-- START OF Exercise data --

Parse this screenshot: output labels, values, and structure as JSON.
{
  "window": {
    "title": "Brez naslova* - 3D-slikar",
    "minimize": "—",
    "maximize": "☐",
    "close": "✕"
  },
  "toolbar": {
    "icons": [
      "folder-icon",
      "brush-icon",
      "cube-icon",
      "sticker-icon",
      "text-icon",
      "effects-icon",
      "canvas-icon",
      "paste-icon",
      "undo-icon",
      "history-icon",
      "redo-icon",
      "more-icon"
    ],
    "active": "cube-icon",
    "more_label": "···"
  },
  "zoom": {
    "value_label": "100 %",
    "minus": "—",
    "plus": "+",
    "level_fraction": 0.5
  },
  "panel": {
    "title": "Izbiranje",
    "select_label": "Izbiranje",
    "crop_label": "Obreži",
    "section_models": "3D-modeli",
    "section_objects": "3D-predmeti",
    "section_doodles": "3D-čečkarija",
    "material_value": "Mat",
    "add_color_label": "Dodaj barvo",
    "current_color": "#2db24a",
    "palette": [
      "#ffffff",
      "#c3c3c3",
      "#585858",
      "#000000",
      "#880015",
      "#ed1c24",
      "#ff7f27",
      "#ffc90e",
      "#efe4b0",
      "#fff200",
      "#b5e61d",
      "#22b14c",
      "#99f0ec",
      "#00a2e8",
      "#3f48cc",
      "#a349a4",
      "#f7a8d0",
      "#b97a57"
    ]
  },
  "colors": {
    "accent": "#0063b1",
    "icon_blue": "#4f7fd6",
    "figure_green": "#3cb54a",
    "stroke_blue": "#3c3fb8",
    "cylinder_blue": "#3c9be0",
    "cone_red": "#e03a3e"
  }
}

-- END OF Exercise data --

Go through the lines above. Select every one that has the string "Izbiranje".

    "title": "Izbiranje",
    "select_label": "Izbiranje",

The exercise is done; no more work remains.